● Do this
Extract each record and reproduce it exactly.

—————

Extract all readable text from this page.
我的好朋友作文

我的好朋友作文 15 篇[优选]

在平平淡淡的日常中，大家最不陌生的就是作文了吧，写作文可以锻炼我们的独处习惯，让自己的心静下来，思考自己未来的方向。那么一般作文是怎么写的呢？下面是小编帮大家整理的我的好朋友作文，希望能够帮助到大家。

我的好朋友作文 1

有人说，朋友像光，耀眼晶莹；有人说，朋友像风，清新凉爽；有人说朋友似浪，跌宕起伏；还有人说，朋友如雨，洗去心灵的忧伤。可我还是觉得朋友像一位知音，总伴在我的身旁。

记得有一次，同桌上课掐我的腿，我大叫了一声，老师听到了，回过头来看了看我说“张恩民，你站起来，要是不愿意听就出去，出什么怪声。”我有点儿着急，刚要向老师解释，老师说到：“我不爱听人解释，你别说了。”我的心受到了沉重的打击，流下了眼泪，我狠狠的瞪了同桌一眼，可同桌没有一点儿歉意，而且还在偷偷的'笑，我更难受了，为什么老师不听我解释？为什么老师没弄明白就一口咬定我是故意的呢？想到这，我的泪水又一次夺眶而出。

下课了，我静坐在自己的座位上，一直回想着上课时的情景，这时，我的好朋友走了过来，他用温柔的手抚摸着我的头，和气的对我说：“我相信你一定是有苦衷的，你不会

—————

● Problem solution
Extract all readable text from this page.
我的好朋友作文

我的好朋友作文 15 篇[优选]

在平平淡淡的日常中，大家最不陌生的就是作文了吧，写作文可以锻炼我们的独处习惯，让自己的心静下来，思考自己未来的方向。那么一般作文是怎么写的呢？下面是小编帮大家整理的我的好朋友作文，希望能够帮助到大家。

我的好朋友作文 1

有人说，朋友像光，耀眼晶莹；有人说，朋友像风，清新凉爽；有人说朋友似浪，跌宕起伏；还有人说，朋友如雨，洗去心灵的忧伤。可我还是觉得朋友像一位知音，总伴在我的身旁。

记得有一次，同桌上课掐我的腿，我大叫了一声，老师听到了，回过头来看了看我说“张恩民，你站起来，要是不愿意听就出去，出什么怪声。”我有点儿着急，刚要向老师解释，老师说到：“我不爱听人解释，你别说了。”我的心受到了沉重的打击，流下了眼泪，我狠狠的瞪了同桌一眼，可同桌没有一点儿歉意，而且还在偷偷的'笑，我更难受了，为什么老师不听我解释？为什么老师没弄明白就一口咬定我是故意的呢？想到这，我的泪水又一次夺眶而出。

下课了，我静坐在自己的座位上，一直回想着上课时的情景，这时，我的好朋友走了过来，他用温柔的手抚摸着我的头，和气的对我说：“我相信你一定是有苦衷的，你不会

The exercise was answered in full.